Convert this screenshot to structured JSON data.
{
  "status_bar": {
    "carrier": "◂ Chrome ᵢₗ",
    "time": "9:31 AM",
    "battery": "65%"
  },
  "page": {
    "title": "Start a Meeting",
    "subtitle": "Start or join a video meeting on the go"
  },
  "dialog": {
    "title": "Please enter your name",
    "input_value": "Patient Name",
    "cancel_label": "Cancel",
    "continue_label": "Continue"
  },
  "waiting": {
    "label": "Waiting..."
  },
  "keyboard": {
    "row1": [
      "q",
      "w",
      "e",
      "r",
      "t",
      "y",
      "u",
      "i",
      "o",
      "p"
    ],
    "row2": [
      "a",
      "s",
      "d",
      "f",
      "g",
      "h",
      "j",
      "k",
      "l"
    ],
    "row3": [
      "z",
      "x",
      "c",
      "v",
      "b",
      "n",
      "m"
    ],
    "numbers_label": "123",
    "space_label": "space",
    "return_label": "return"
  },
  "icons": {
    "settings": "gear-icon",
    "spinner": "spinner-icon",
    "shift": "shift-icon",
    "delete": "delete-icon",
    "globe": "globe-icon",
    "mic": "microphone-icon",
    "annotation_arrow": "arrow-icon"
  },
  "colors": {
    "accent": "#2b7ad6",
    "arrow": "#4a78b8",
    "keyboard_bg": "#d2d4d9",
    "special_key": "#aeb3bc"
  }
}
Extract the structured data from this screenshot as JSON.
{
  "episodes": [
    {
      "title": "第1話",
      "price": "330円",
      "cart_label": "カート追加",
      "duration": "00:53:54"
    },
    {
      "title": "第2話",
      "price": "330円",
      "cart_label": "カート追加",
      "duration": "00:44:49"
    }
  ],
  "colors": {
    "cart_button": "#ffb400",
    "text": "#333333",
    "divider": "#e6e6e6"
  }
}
= = = =
Exercise brief:
Return the whole listing exactly, with every line included.

Task response:
Convert this screenshot to structured JSON data.
{
  "status_bar": {
    "carrier": "◂ Chrome ᵢₗ",
    "time": "9:31 AM",
    "battery": "65%"
  },
  "page": {
    "title": "Start a Meeting",
    "subtitle": "Start or join a video meeting on the go"
  },
  "dialog": {
    "title": "Please enter your name",
    "input_value": "Patient Name",
    "cancel_label": "Cancel",
    "continue_label": "Continue"
  },
  "waiting": {
    "label": "Waiting..."
  },
  "keyboard": {
    "row1": [
      "q",
      "w",
      "e",
      "r",
      "t",
      "y",
      "u",
      "i",
      "o",
      "p"
    ],
    "row2": [
      "a",
      "s",
      "d",
      "f",
      "g",
      "h",
      "j",
      "k",
      "l"
    ],
    "row3": [
      "z",
      "x",
      "c",
      "v",
      "b",
      "n",
      "m"
    ],
    "numbers_label": "123",
    "space_label": "space",
    "return_label": "return"
  },
  "icons": {
    "settings": "gear-icon",
    "spinner": "spinner-icon",
    "shift": "shift-icon",
    "delete": "delete-icon",
    "globe": "globe-icon",
    "mic": "microphone-icon",
    "annotation_arrow": "arrow-icon"
  },
  "colors": {
    "accent": "#2b7ad6",
    "arrow": "#4a78b8",
    "keyboard_bg": "#d2d4d9",
    "special_key": "#aeb3bc"
  }
}
Extract the structured data from this screenshot as JSON.
{
  "episodes": [
    {
      "title": "第1話",
      "price": "330円",
      "cart_label": "カート追加",
      "duration": "00:53:54"
    },
    {
      "title": "第2話",
      "price": "330円",
      "cart_label": "カート追加",
      "duration": "00:44:49"
    }
  ],
  "colors": {
    "cart_button": "#ffb400",
    "text": "#333333",
    "divider": "#e6e6e6"
  }
}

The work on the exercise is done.